— Start Data —

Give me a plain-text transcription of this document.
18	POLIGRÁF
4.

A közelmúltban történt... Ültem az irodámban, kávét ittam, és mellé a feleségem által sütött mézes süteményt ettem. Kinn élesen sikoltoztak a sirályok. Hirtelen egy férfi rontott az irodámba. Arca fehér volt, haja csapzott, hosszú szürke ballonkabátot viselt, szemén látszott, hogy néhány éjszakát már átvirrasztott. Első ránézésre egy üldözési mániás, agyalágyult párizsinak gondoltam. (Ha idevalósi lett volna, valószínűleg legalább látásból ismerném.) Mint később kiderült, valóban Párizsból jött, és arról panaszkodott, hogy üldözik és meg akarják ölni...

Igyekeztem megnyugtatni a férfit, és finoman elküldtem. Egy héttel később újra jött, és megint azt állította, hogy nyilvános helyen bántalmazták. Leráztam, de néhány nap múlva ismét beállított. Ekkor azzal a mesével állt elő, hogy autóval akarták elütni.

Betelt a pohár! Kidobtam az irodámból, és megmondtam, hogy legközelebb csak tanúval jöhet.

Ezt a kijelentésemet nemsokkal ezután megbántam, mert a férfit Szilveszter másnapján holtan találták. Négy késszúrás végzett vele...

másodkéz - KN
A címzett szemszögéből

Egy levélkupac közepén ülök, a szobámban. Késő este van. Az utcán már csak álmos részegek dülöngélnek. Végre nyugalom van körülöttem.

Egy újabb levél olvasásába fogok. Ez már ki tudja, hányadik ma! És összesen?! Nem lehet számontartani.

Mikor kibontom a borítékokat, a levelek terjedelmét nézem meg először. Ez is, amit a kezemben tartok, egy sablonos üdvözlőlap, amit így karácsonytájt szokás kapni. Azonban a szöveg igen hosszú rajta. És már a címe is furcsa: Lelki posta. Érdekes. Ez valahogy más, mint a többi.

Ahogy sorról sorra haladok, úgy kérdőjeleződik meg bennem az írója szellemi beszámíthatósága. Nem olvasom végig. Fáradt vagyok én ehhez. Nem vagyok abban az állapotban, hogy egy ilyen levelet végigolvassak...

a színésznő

— End Data —
— Start Data —

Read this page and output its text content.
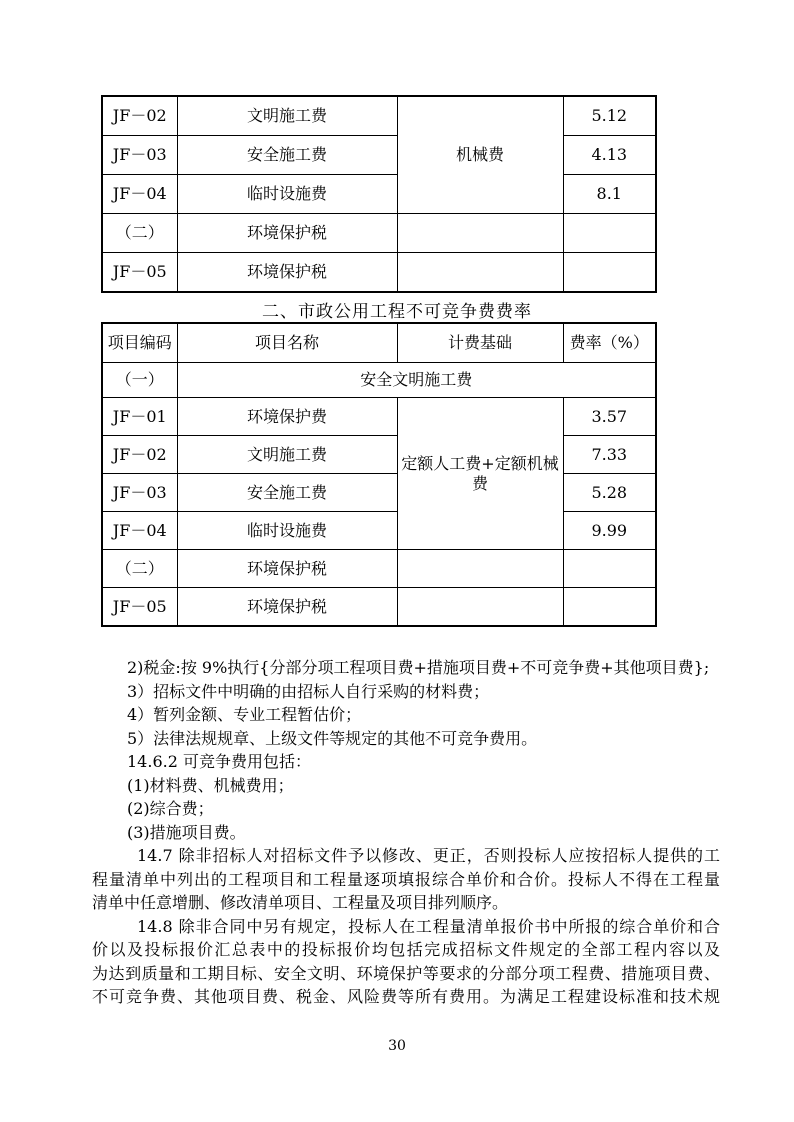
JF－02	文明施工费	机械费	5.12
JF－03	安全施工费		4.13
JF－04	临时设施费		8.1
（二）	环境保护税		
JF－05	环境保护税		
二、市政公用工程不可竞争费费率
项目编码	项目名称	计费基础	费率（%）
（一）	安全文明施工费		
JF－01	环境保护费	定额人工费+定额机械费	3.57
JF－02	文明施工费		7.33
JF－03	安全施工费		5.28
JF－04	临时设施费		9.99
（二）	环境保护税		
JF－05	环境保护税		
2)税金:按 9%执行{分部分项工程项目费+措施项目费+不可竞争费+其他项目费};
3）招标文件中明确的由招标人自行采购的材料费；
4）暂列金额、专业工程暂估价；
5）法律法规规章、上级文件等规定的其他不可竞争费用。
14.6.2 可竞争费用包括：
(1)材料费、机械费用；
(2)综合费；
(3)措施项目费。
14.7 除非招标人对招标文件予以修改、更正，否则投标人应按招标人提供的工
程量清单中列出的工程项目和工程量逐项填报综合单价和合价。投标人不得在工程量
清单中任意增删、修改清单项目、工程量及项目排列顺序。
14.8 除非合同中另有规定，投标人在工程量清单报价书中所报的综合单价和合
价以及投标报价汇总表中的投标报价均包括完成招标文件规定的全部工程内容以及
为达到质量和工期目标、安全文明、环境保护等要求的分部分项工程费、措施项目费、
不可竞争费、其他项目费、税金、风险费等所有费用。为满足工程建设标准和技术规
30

— End Data —

| Goal |
Only a number is wanted: how many lines of the data above contain "措施项目费"?

| The response |
3